* **Aim of the task**
Produce the listing below again, exactly as shown.

(Saved entries)
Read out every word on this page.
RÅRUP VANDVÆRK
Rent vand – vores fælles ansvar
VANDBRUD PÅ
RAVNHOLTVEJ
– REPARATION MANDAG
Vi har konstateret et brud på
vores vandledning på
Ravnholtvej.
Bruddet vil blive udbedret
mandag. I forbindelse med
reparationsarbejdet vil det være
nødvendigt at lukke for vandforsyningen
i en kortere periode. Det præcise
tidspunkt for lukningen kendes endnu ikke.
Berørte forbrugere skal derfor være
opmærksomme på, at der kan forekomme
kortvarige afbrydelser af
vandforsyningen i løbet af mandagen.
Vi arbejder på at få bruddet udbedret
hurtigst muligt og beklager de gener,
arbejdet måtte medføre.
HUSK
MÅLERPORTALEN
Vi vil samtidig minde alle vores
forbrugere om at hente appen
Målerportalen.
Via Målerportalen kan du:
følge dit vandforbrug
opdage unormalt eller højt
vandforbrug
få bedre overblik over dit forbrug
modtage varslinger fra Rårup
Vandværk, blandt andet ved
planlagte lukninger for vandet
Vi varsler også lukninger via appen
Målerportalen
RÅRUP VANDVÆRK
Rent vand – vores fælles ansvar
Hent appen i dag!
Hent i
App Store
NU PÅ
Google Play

* **Answer to this task**
Read out every word on this page.
RÅRUP VANDVÆRK
Rent vand – vores fælles ansvar
VANDBRUD PÅ
RAVNHOLTVEJ
– REPARATION MANDAG
Vi har konstateret et brud på
vores vandledning på
Ravnholtvej.
Bruddet vil blive udbedret
mandag. I forbindelse med
reparationsarbejdet vil det være
nødvendigt at lukke for vandforsyningen
i en kortere periode. Det præcise
tidspunkt for lukningen kendes endnu ikke.
Berørte forbrugere skal derfor være
opmærksomme på, at der kan forekomme
kortvarige afbrydelser af
vandforsyningen i løbet af mandagen.
Vi arbejder på at få bruddet udbedret
hurtigst muligt og beklager de gener,
arbejdet måtte medføre.
HUSK
MÅLERPORTALEN
Vi vil samtidig minde alle vores
forbrugere om at hente appen
Målerportalen.
Via Målerportalen kan du:
følge dit vandforbrug
opdage unormalt eller højt
vandforbrug
få bedre overblik over dit forbrug
modtage varslinger fra Rårup
Vandværk, blandt andet ved
planlagte lukninger for vandet
Vi varsler også lukninger via appen
Målerportalen
RÅRUP VANDVÆRK
Rent vand – vores fælles ansvar
Hent appen i dag!
Hent i
App Store
NU PÅ
Google Play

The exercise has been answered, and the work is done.